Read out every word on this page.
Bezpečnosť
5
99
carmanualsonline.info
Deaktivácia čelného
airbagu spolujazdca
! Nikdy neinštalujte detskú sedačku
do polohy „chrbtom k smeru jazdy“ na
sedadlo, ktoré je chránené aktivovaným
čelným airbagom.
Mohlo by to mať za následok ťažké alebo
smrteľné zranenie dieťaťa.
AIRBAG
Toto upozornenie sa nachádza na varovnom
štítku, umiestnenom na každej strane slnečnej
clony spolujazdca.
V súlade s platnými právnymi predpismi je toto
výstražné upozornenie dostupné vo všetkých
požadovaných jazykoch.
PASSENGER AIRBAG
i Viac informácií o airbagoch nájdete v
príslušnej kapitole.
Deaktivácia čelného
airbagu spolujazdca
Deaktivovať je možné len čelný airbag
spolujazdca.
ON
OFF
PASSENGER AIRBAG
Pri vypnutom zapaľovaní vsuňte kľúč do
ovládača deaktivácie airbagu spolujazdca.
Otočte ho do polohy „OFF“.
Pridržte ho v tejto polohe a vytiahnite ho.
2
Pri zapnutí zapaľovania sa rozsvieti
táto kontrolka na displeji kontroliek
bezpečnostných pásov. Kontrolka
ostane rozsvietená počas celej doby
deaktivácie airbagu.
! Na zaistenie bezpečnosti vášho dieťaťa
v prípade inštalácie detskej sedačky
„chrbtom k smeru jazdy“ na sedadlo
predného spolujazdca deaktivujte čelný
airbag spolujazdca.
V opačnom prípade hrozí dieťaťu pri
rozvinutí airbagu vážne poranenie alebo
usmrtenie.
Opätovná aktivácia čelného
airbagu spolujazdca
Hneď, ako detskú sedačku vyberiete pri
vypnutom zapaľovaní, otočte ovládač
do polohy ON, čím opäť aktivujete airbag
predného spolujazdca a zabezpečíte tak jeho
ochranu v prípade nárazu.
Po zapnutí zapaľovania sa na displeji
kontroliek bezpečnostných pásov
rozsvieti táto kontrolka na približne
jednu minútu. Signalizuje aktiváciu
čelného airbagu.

• [Your instructions]
From the records above, extract every entry verbatim.

• [Problem solution]
Read out every word on this page.
Bezpečnosť
5
99
carmanualsonline.info
Deaktivácia čelného
airbagu spolujazdca
! Nikdy neinštalujte detskú sedačku
do polohy „chrbtom k smeru jazdy“ na
sedadlo, ktoré je chránené aktivovaným
čelným airbagom.
Mohlo by to mať za následok ťažké alebo
smrteľné zranenie dieťaťa.
AIRBAG
Toto upozornenie sa nachádza na varovnom
štítku, umiestnenom na každej strane slnečnej
clony spolujazdca.
V súlade s platnými právnymi predpismi je toto
výstražné upozornenie dostupné vo všetkých
požadovaných jazykoch.
PASSENGER AIRBAG
i Viac informácií o airbagoch nájdete v
príslušnej kapitole.
Deaktivácia čelného
airbagu spolujazdca
Deaktivovať je možné len čelný airbag
spolujazdca.
ON
OFF
PASSENGER AIRBAG
Pri vypnutom zapaľovaní vsuňte kľúč do
ovládača deaktivácie airbagu spolujazdca.
Otočte ho do polohy „OFF“.
Pridržte ho v tejto polohe a vytiahnite ho.
2
Pri zapnutí zapaľovania sa rozsvieti
táto kontrolka na displeji kontroliek
bezpečnostných pásov. Kontrolka
ostane rozsvietená počas celej doby
deaktivácie airbagu.
! Na zaistenie bezpečnosti vášho dieťaťa
v prípade inštalácie detskej sedačky
„chrbtom k smeru jazdy“ na sedadlo
predného spolujazdca deaktivujte čelný
airbag spolujazdca.
V opačnom prípade hrozí dieťaťu pri
rozvinutí airbagu vážne poranenie alebo
usmrtenie.
Opätovná aktivácia čelného
airbagu spolujazdca
Hneď, ako detskú sedačku vyberiete pri
vypnutom zapaľovaní, otočte ovládač
do polohy ON, čím opäť aktivujete airbag
predného spolujazdca a zabezpečíte tak jeho
ochranu v prípade nárazu.
Po zapnutí zapaľovania sa na displeji
kontroliek bezpečnostných pásov
rozsvieti táto kontrolka na približne
jednu minútu. Signalizuje aktiváciu
čelného airbagu.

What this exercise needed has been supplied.